- Stored items:
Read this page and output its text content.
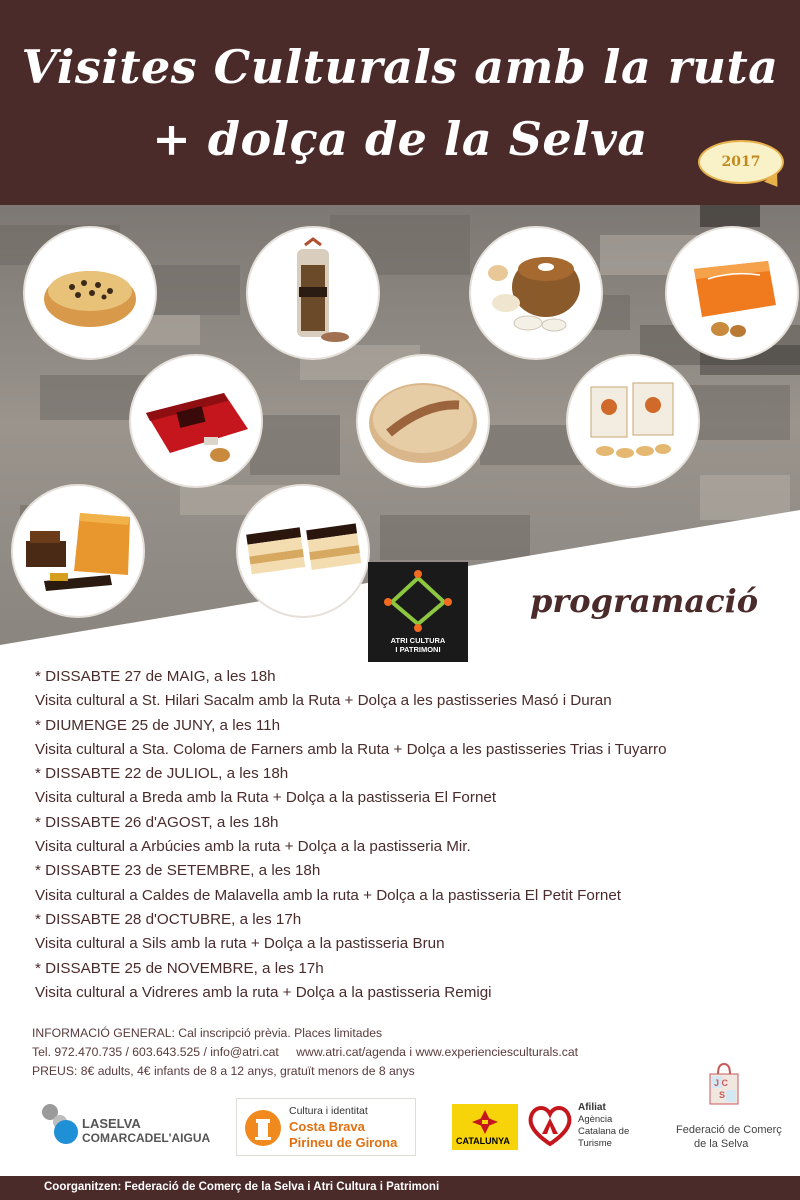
Visites Culturals amb la ruta
+ dolça de la Selva	2017
ATRI CULTURA
I PATRIMONI
programació
* DISSABTE 27 de MAIG, a les 18h
Visita cultural a St. Hilari Sacalm amb la Ruta + Dolça a les pastisseries Masó i Duran
* DIUMENGE 25 de JUNY, a les 11h
Visita cultural a Sta. Coloma de Farners amb la Ruta + Dolça a les pastisseries Trias i Tuyarro
* DISSABTE 22 de JULIOL, a les 18h
Visita cultural a Breda amb la Ruta + Dolça a la pastisseria El Fornet
* DISSABTE 26 d'AGOST, a les 18h
Visita cultural a Arbúcies amb la ruta + Dolça a la pastisseria Mir.
* DISSABTE 23 de SETEMBRE, a les 18h
Visita cultural a Caldes de Malavella amb la ruta + Dolça a la pastisseria El Petit Fornet
* DISSABTE 28 d'OCTUBRE, a les 17h
Visita cultural a Sils amb la ruta + Dolça a la pastisseria Brun
* DISSABTE 25 de NOVEMBRE, a les 17h
Visita cultural a Vidreres amb la ruta + Dolça a la pastisseria Remigi
INFORMACIÓ GENERAL: Cal inscripció prèvia. Places limitades
Tel. 972.470.735 / 603.643.525 / info@atri.cat www.atri.cat/agenda i www.experienciesculturals.cat
PREUS: 8€ adults, 4€ infants de 8 a 12 anys, gratuït menors de 8 anys
LASELVA
COMARCADEL'AIGUA
Cultura i identitat
Costa Brava
Pirineu de Girona	CATALUNYA
Afiliat
Agència
Catalana de
Turisme
J C
S
Federació de Comerç
de la Selva
Coorganitzen: Federació de Comerç de la Selva i Atri Cultura i Patrimoni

- GIVEN EXERCISE: Any pictures should be dropped; transcribe the rest of the records above exactly.

- EXPECTED ANSWER:
Read this page and output its text content.
Visites Culturals amb la ruta
+ dolça de la Selva	2017
ATRI CULTURA
I PATRIMONI
programació
* DISSABTE 27 de MAIG, a les 18h
Visita cultural a St. Hilari Sacalm amb la Ruta + Dolça a les pastisseries Masó i Duran
* DIUMENGE 25 de JUNY, a les 11h
Visita cultural a Sta. Coloma de Farners amb la Ruta + Dolça a les pastisseries Trias i Tuyarro
* DISSABTE 22 de JULIOL, a les 18h
Visita cultural a Breda amb la Ruta + Dolça a la pastisseria El Fornet
* DISSABTE 26 d'AGOST, a les 18h
Visita cultural a Arbúcies amb la ruta + Dolça a la pastisseria Mir.
* DISSABTE 23 de SETEMBRE, a les 18h
Visita cultural a Caldes de Malavella amb la ruta + Dolça a la pastisseria El Petit Fornet
* DISSABTE 28 d'OCTUBRE, a les 17h
Visita cultural a Sils amb la ruta + Dolça a la pastisseria Brun
* DISSABTE 25 de NOVEMBRE, a les 17h
Visita cultural a Vidreres amb la ruta + Dolça a la pastisseria Remigi
INFORMACIÓ GENERAL: Cal inscripció prèvia. Places limitades
Tel. 972.470.735 / 603.643.525 / info@atri.cat www.atri.cat/agenda i www.experienciesculturals.cat
PREUS: 8€ adults, 4€ infants de 8 a 12 anys, gratuït menors de 8 anys
LASELVA
COMARCADEL'AIGUA
Cultura i identitat
Costa Brava
Pirineu de Girona	CATALUNYA
Afiliat
Agència
Catalana de
Turisme
J C
S
Federació de Comerç
de la Selva
Coorganitzen: Federació de Comerç de la Selva i Atri Cultura i Patrimoni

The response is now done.